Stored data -
━━━━━━━━

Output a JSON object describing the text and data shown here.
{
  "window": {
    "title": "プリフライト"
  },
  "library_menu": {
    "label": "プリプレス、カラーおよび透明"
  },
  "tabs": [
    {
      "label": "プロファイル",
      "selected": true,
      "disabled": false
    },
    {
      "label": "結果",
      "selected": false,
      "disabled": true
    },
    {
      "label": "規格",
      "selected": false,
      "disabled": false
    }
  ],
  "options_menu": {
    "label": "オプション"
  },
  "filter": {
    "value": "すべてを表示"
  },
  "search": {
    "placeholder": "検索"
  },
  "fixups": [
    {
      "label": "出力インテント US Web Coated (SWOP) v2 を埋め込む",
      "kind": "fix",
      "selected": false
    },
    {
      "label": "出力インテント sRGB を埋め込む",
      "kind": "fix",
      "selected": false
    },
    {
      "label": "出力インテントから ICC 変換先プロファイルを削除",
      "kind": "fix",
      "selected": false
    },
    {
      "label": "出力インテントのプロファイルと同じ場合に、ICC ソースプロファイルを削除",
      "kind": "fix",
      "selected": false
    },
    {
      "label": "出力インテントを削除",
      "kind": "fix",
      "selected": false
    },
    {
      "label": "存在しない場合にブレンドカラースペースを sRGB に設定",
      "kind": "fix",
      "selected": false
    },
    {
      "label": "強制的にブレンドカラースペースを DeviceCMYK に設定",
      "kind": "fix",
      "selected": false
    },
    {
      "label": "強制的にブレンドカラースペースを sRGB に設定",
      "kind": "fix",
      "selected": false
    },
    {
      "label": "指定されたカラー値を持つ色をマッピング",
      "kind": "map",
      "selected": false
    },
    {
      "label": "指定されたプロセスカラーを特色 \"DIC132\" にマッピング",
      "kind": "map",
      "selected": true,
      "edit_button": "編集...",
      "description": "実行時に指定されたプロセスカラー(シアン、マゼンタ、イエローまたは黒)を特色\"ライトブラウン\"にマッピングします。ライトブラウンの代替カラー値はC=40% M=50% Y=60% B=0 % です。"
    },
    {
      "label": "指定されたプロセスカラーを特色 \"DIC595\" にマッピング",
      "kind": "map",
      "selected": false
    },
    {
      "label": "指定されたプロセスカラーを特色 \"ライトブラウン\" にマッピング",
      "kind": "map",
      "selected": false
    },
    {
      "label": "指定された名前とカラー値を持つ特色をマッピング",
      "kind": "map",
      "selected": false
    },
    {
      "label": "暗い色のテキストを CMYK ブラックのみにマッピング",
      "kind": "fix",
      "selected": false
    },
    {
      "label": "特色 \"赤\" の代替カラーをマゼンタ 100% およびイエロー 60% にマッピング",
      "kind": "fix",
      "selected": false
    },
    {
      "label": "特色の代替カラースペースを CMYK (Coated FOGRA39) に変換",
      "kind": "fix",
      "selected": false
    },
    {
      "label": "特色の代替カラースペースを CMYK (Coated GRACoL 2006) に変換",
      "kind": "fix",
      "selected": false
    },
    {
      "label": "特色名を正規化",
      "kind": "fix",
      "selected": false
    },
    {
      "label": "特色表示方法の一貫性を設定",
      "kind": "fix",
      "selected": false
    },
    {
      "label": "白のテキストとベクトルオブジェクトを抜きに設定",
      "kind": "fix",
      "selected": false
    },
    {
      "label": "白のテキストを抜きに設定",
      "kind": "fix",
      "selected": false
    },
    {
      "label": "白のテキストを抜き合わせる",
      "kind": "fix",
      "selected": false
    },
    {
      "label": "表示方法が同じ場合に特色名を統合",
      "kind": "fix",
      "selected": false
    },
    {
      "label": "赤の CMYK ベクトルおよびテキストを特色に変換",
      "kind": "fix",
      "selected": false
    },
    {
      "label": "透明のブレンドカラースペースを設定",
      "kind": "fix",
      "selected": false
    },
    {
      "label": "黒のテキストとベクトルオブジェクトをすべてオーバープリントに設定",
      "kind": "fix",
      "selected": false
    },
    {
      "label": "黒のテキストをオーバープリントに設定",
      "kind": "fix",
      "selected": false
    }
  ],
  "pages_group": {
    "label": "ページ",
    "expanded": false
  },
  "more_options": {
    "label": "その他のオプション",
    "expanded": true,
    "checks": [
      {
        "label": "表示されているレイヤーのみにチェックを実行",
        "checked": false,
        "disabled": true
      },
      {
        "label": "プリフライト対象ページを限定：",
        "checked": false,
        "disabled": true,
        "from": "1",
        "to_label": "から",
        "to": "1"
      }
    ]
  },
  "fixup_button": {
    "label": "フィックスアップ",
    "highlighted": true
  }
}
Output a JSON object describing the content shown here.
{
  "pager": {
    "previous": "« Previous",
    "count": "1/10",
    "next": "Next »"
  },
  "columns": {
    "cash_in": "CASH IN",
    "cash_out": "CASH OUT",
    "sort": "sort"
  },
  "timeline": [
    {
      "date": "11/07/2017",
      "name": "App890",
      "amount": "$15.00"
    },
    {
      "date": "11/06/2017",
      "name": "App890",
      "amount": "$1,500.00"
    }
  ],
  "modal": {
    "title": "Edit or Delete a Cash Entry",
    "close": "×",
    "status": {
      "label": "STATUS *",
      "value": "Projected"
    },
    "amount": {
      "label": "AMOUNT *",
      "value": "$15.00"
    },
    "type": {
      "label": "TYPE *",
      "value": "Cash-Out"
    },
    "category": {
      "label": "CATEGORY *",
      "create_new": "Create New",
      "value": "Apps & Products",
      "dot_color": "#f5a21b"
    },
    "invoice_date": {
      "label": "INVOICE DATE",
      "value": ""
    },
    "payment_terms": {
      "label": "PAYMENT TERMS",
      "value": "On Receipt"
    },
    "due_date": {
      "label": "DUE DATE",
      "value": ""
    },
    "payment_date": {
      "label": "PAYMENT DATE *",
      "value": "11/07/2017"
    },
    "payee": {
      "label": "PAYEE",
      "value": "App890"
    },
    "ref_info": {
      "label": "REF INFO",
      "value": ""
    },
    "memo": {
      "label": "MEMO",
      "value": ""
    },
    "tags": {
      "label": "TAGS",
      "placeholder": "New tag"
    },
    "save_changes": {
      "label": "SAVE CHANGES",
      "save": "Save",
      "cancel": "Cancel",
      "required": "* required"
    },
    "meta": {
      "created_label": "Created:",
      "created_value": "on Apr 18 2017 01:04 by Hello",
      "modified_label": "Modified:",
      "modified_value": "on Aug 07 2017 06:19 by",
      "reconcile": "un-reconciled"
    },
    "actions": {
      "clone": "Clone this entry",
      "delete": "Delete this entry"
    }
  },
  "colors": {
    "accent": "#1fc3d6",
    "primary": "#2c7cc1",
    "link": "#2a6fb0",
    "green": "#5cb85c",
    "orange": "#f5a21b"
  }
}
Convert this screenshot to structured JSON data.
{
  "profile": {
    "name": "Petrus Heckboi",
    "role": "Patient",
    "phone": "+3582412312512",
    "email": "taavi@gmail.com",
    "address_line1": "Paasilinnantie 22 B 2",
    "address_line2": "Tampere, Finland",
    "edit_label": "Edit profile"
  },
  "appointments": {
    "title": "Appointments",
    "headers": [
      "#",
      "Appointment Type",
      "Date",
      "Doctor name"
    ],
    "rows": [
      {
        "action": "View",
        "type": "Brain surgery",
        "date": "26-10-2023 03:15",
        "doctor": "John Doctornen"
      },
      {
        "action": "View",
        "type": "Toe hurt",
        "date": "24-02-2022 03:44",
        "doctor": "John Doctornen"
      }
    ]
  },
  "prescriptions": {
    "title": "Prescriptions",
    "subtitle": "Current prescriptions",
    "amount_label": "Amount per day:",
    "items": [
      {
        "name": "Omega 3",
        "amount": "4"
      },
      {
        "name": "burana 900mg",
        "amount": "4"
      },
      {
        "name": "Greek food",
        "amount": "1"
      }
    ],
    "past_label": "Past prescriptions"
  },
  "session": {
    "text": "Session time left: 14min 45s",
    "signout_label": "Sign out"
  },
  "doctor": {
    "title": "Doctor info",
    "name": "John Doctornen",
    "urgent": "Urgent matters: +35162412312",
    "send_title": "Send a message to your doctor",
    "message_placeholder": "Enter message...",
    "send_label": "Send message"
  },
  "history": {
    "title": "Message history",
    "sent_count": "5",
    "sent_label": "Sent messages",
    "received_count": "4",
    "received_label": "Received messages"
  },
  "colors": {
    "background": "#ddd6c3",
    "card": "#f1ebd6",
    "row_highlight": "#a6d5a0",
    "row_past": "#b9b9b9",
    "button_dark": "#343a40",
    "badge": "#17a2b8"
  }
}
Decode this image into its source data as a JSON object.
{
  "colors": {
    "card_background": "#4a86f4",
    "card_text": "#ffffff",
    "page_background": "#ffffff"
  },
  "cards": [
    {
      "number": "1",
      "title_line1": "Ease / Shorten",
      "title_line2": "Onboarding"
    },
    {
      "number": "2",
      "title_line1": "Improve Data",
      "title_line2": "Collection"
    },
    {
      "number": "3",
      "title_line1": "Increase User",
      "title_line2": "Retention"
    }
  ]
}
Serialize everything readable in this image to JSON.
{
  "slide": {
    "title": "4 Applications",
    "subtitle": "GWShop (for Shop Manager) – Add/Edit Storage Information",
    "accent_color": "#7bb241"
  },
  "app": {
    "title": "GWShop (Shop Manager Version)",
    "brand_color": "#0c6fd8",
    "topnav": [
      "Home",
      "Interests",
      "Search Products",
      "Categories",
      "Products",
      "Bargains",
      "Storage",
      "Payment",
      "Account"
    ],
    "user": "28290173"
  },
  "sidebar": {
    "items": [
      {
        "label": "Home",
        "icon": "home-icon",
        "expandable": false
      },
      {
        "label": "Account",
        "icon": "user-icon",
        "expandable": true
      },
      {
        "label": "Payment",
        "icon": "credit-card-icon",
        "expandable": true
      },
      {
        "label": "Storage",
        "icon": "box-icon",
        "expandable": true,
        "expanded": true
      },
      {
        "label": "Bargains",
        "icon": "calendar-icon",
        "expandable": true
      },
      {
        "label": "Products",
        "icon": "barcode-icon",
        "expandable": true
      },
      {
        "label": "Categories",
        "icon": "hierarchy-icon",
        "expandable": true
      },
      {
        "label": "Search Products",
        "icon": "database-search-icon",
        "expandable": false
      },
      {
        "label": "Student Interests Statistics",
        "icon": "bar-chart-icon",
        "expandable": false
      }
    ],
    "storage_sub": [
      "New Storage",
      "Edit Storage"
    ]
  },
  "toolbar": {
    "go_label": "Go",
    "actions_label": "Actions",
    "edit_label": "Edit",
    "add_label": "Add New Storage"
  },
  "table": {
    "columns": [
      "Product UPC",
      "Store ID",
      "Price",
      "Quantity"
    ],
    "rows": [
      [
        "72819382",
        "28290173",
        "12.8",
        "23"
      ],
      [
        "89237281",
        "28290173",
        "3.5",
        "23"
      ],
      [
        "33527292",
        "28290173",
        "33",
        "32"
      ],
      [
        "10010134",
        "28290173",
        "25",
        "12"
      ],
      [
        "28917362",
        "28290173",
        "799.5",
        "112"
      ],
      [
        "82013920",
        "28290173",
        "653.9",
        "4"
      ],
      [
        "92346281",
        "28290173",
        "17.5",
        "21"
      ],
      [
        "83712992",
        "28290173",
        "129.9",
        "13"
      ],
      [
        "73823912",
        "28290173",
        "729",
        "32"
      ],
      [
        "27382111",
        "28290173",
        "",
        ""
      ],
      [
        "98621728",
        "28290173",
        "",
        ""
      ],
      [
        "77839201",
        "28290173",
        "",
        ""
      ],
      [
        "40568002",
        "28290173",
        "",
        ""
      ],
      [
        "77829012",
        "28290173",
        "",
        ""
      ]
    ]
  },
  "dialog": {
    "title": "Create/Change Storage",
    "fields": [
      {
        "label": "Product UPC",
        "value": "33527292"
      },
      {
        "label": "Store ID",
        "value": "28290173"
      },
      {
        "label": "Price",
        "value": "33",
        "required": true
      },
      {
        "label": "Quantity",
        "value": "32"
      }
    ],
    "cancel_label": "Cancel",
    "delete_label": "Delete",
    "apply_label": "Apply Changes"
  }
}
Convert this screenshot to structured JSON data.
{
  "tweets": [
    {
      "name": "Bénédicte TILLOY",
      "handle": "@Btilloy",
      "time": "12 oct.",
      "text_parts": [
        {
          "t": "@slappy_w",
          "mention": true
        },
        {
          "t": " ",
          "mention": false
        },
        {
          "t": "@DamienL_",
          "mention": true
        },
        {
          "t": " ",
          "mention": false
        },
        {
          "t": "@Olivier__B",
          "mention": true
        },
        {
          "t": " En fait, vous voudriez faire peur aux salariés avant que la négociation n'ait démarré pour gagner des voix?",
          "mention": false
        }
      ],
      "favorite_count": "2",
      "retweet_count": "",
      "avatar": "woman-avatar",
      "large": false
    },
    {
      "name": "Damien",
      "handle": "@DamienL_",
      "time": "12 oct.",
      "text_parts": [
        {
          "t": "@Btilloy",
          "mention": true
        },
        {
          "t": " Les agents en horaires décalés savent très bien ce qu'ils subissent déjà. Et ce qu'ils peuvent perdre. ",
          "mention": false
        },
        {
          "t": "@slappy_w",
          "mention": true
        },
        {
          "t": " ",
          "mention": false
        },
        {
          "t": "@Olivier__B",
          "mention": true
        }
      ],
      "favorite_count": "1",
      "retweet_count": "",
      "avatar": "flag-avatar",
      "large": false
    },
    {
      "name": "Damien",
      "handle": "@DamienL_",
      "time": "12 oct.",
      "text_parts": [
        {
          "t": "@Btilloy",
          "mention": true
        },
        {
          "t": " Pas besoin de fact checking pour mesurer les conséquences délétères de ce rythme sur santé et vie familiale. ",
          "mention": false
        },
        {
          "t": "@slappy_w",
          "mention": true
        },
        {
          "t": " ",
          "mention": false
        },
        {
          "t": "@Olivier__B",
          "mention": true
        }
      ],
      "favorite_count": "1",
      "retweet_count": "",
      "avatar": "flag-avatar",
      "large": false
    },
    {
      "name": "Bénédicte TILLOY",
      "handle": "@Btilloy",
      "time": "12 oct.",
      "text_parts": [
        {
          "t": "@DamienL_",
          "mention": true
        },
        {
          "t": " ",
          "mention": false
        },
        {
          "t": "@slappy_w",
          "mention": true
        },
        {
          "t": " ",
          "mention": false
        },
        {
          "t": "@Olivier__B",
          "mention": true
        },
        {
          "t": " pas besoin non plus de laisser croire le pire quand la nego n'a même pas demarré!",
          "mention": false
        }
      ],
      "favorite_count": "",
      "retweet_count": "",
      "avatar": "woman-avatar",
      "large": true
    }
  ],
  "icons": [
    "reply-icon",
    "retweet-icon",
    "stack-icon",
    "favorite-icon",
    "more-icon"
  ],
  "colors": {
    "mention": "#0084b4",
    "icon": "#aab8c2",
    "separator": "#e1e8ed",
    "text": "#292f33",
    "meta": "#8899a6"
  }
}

━━━━━━━━

Problem requirements - Check each line above for "指定されたプロセスカラーを特色" and return the ones that have it.

Result of this task -
      "label": "指定されたプロセスカラーを特色 \"DIC132\" にマッピング",
      "label": "指定されたプロセスカラーを特色 \"DIC595\" にマッピング",
      "label": "指定されたプロセスカラーを特色 \"ライトブラウン\" にマッピング",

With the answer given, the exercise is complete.